§ Task: Can you find the lines of the listing that include "page" and copy every one?

§ Listed entries:
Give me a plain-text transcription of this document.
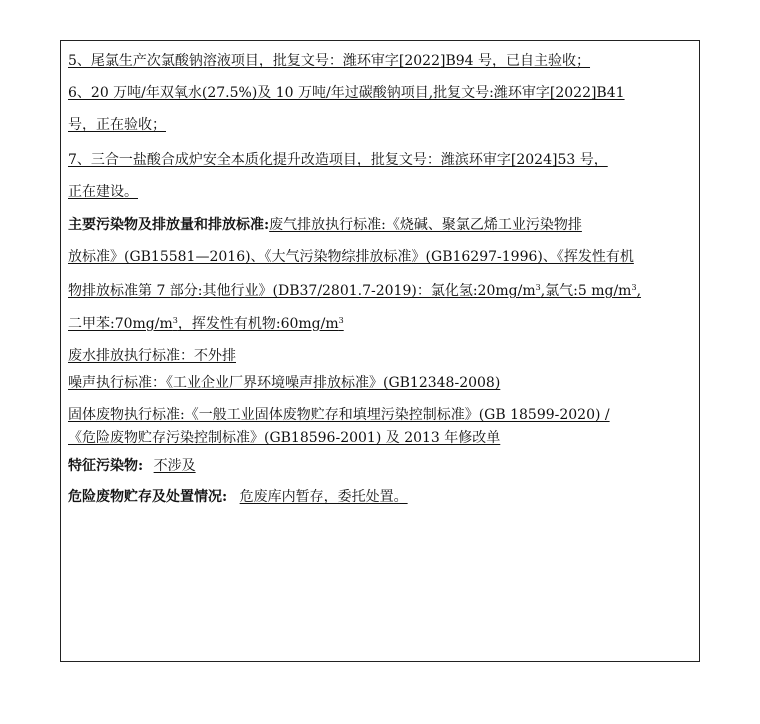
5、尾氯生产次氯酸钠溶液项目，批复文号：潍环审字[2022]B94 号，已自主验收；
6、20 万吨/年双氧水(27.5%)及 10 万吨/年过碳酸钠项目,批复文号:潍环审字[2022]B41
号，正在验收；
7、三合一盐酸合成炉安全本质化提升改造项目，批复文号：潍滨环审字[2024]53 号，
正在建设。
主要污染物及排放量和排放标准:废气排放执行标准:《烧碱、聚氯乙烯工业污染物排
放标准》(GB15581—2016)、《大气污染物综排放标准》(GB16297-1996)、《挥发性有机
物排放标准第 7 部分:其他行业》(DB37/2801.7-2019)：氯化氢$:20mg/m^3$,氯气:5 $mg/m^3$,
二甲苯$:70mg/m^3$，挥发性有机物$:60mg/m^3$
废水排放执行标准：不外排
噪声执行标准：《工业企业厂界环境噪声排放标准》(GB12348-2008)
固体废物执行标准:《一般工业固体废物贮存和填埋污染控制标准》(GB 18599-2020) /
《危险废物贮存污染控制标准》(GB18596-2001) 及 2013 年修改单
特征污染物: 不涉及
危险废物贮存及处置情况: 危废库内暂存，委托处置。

* * *

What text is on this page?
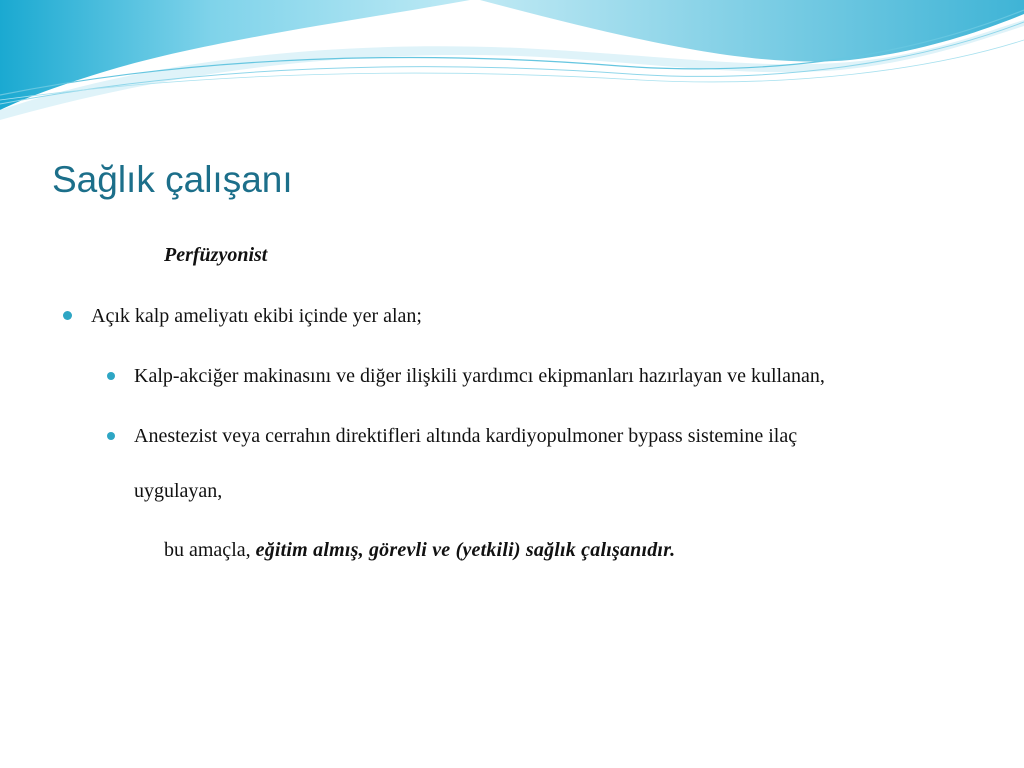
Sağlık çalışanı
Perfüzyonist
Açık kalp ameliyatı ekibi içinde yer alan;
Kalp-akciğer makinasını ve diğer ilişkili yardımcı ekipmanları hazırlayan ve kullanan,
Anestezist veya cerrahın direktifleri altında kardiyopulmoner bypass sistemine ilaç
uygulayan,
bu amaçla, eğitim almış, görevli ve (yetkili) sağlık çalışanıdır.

==

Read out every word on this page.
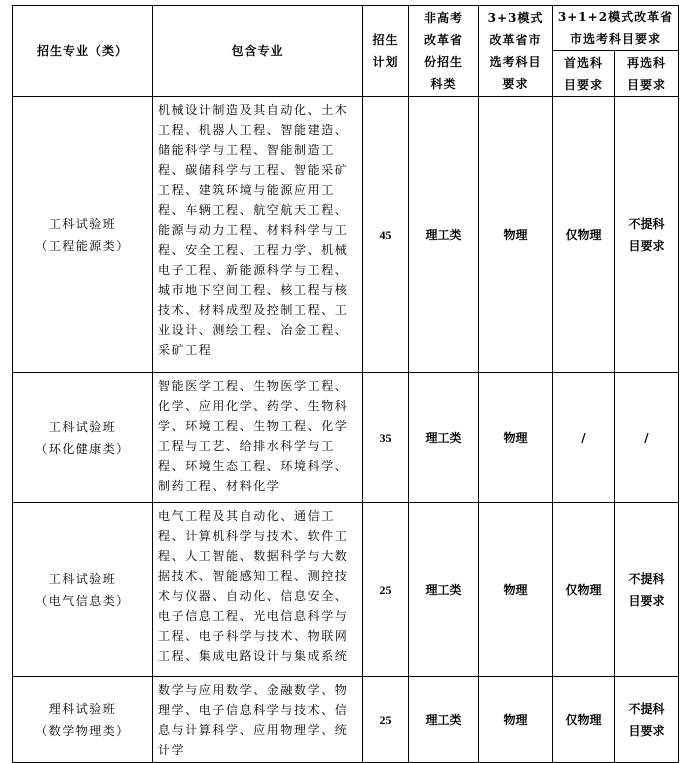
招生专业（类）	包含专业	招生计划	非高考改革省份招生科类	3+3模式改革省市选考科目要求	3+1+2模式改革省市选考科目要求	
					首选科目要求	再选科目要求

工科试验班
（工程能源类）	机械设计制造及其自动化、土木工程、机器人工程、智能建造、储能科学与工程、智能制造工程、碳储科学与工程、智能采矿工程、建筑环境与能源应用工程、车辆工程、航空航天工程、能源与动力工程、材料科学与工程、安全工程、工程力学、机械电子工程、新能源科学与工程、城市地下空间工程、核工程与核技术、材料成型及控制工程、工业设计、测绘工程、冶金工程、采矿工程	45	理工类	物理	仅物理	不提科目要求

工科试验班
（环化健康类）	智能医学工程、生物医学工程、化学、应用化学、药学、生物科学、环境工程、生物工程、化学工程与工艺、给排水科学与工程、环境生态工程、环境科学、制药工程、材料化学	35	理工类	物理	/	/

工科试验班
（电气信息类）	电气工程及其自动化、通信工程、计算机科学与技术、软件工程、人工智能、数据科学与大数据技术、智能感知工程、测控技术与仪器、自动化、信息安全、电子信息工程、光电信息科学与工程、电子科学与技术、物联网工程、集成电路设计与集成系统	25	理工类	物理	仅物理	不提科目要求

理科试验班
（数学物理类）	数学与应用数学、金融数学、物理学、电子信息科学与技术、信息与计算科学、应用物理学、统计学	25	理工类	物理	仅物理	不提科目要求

§ Response to this exercise:
What text is on this page?
Read out every word on this page.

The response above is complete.